* [WRITTEN EXERCISE] Change every "甲方" to "委托方" in the stretch from the line containing "201, 731, 218)" through the line containing "226, 673, 242)", and write out only those lines again with nothing else altered.

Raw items
** START **
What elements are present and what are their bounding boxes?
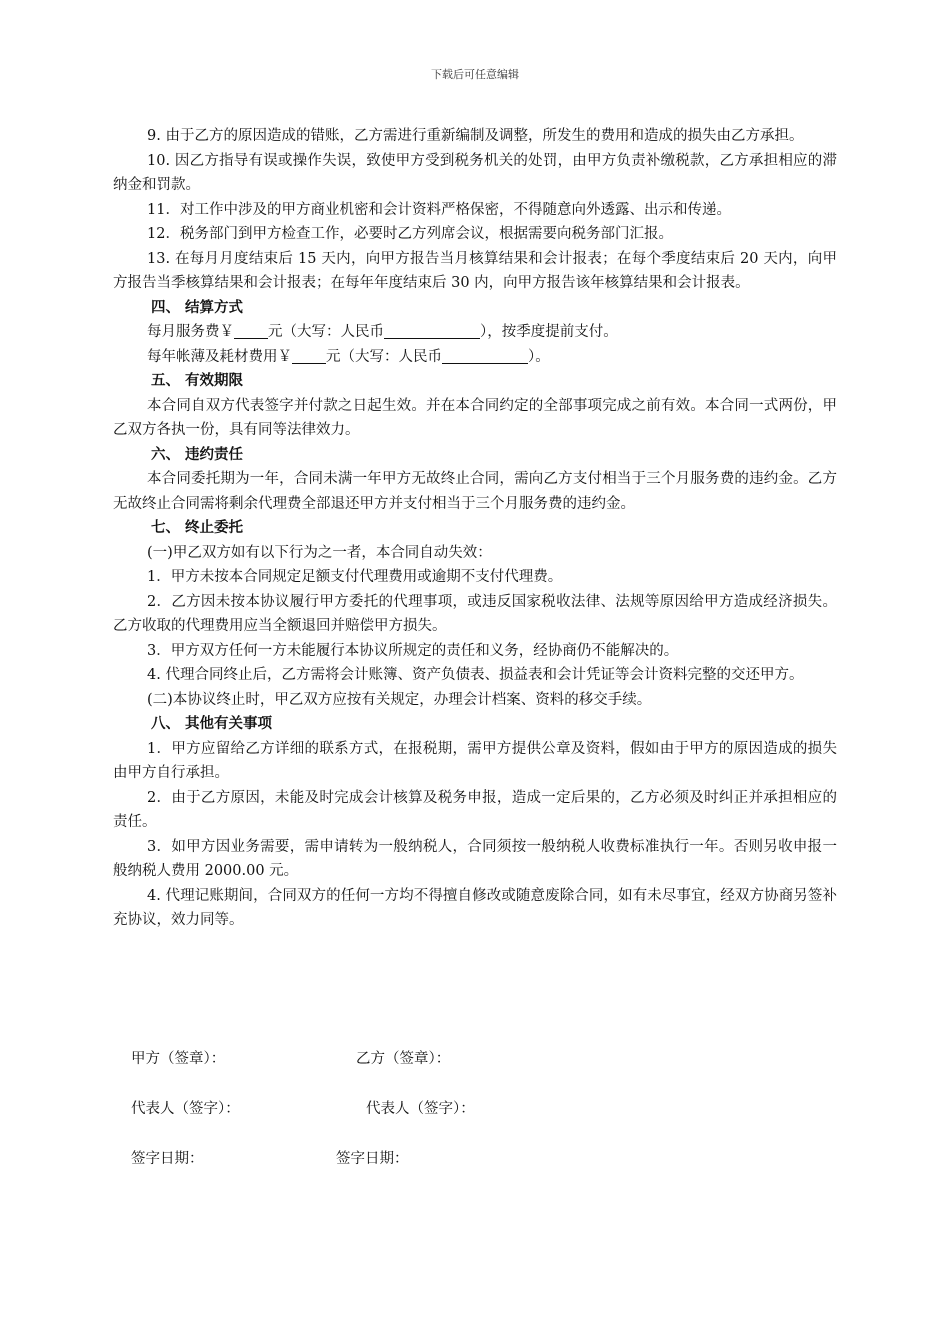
clause-11: 11．对工作中涉及的甲方商业机密和会计资料严格保密，不得随意向外透露、出示和传递。 (147, 201, 731, 218)
section-7-item-3: 3．甲方双方任何一方未能履行本协议所规定的责任和义务，经协商仍不能解决的。 (147, 642, 679, 659)
section-6-heading: 六、 违约责任 (151, 445, 244, 463)
section-7-item-2: 2．乙方因未按本协议履行甲方委托的代理事项，或违反国家税收法律、法规等原因给甲方造成经济损失。乙方收取的代理费用应当全额退回并赔偿甲方损失。 (113, 593, 837, 634)
section-8-item-3: 3．如甲方因业务需要，需申请转为一般纳税人，合同须按一般纳税人收费标准执行一年。否则另收申报一般纳税人费用 2000.00 元。 (113, 838, 837, 879)
clause-12: 12．税务部门到甲方检查工作，必要时乙方列席会议，根据需要向税务部门汇报。 (147, 226, 673, 242)
monthly-fee-caps-blank[interactable] (384, 322, 480, 339)
section-8-heading: 八、 其他有关事项 (151, 715, 273, 732)
annual-fee-caps-blank[interactable] (442, 347, 528, 364)
section-7-item-1: 1．甲方未按本合同规定足额支付代理费用或逾期不支付代理费。 (147, 569, 563, 585)
party-b-rep-label: 代表人（签字）： (366, 1101, 475, 1117)
annual-fee-tail: ）。 (528, 348, 550, 365)
section-7-heading: 七、 终止委托 (151, 519, 244, 536)
section-7-intro: (一)甲乙双方如有以下行为之一者，本合同自动失效： (147, 544, 492, 561)
annual-fee-label: 每年帐薄及耗材费用￥ (147, 348, 292, 365)
section-4-heading: 四、 结算方式 (151, 298, 244, 316)
section-8-item-1: 1．甲方应留给乙方详细的联系方式，在报税期，需甲方提供公章及资料，假如由于甲方的原因造成的损失由甲方自行承担。 (113, 740, 837, 781)
clause-9: 9. 由于乙方的原因造成的错账，乙方需进行重新编制及调整，所发生的费用和造成的损失由乙方承担。 (147, 128, 804, 144)
monthly-fee-line (113, 320, 837, 345)
party-a-date-label: 签字日期： (131, 1151, 204, 1167)
annual-fee-blank[interactable] (292, 347, 326, 364)
section-5-text: 本合同自双方代表签字并付款之日起生效。并在本合同约定的全部事项完成之前有效。本合同一式两份，甲乙双方各执一份，具有同等法律效力。 (113, 397, 837, 438)
clause-10: 10. 因乙方指导有误或操作失误，致使甲方受到税务机关的处罚，由甲方负责补缴税款，乙方承担相应的滞纳金和罚款。 (113, 152, 837, 193)
monthly-fee-caps-label: 元（大写：人民币 (268, 324, 384, 340)
clause-13: 13. 在每月月度结束后 15 天内，向甲方报告当月核算结果和会计报表；在每个季度结束后 20 天内，向甲方报告当季核算结果和会计报表；在每年年度结束后 30 内，向甲方报告该年核算结果和会计报表。 (113, 250, 837, 291)
contract-body (113, 124, 837, 933)
section-8-item-2: 2．由于乙方原因，未能及时完成会计核算及税务申报，造成一定后果的，乙方必须及时纠正并承担相应的责任。 (113, 789, 837, 830)
annual-fee-caps-label: 元（大写：人民币 (326, 348, 442, 365)
section-7-item-4: 4. 代理合同终止后，乙方需将会计账簿、资产负债表、损益表和会计凭证等会计资料完整的交还甲方。 (147, 667, 804, 683)
party-a-rep-label: 代表人（签字）： (131, 1101, 240, 1117)
section-6-text: 本合同委托期为一年，合同未满一年甲方无故终止合同，需向乙方支付相当于三个月服务费的违约金。乙方无故终止合同需将剩余代理费全部退还甲方并支付相当于三个月服务费的违约金。 (113, 471, 837, 512)
monthly-fee-label: 每月服务费￥ (147, 324, 234, 340)
page-header: 下载后可任意编辑 (431, 68, 519, 81)
monthly-fee-tail: ），按季度提前支付。 (480, 324, 618, 340)
monthly-fee-blank[interactable] (234, 322, 268, 339)
annual-fee-line (113, 345, 837, 370)
party-a-seal-label: 甲方（签章）： (131, 1051, 226, 1067)
party-b-date-label: 签字日期： (336, 1151, 409, 1167)
party-b-seal-label: 乙方（签章）： (356, 1051, 451, 1067)
section-8-item-4: 4. 代理记账期间，合同双方的任何一方均不得擅自修改或随意废除合同，如有未尽事宜，经双方协商另签补充协议，效力同等。 (113, 887, 837, 928)
section-5-heading: 五、 有效期限 (151, 372, 244, 389)
section-7-closing: (二)本协议终止时，甲乙双方应按有关规定，办理会计档案、资料的移交手续。 (147, 691, 652, 708)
** END **
* [THE OUTPUT]
clause-11: 11．对工作中涉及的委托方商业机密和会计资料严格保密，不得随意向外透露、出示和传递。 (147, 201, 731, 218)
section-7-item-3: 3．委托方双方任何一方未能履行本协议所规定的责任和义务，经协商仍不能解决的。 (147, 642, 679, 659)
section-6-heading: 六、 违约责任 (151, 445, 244, 463)
section-7-item-2: 2．乙方因未按本协议履行委托方委托的代理事项，或违反国家税收法律、法规等原因给委托方造成经济损失。乙方收取的代理费用应当全额退回并赔偿委托方损失。 (113, 593, 837, 634)
section-8-item-3: 3．如委托方因业务需要，需申请转为一般纳税人，合同须按一般纳税人收费标准执行一年。否则另收申报一般纳税人费用 2000.00 元。 (113, 838, 837, 879)
clause-12: 12．税务部门到委托方检查工作，必要时乙方列席会议，根据需要向税务部门汇报。 (147, 226, 673, 242)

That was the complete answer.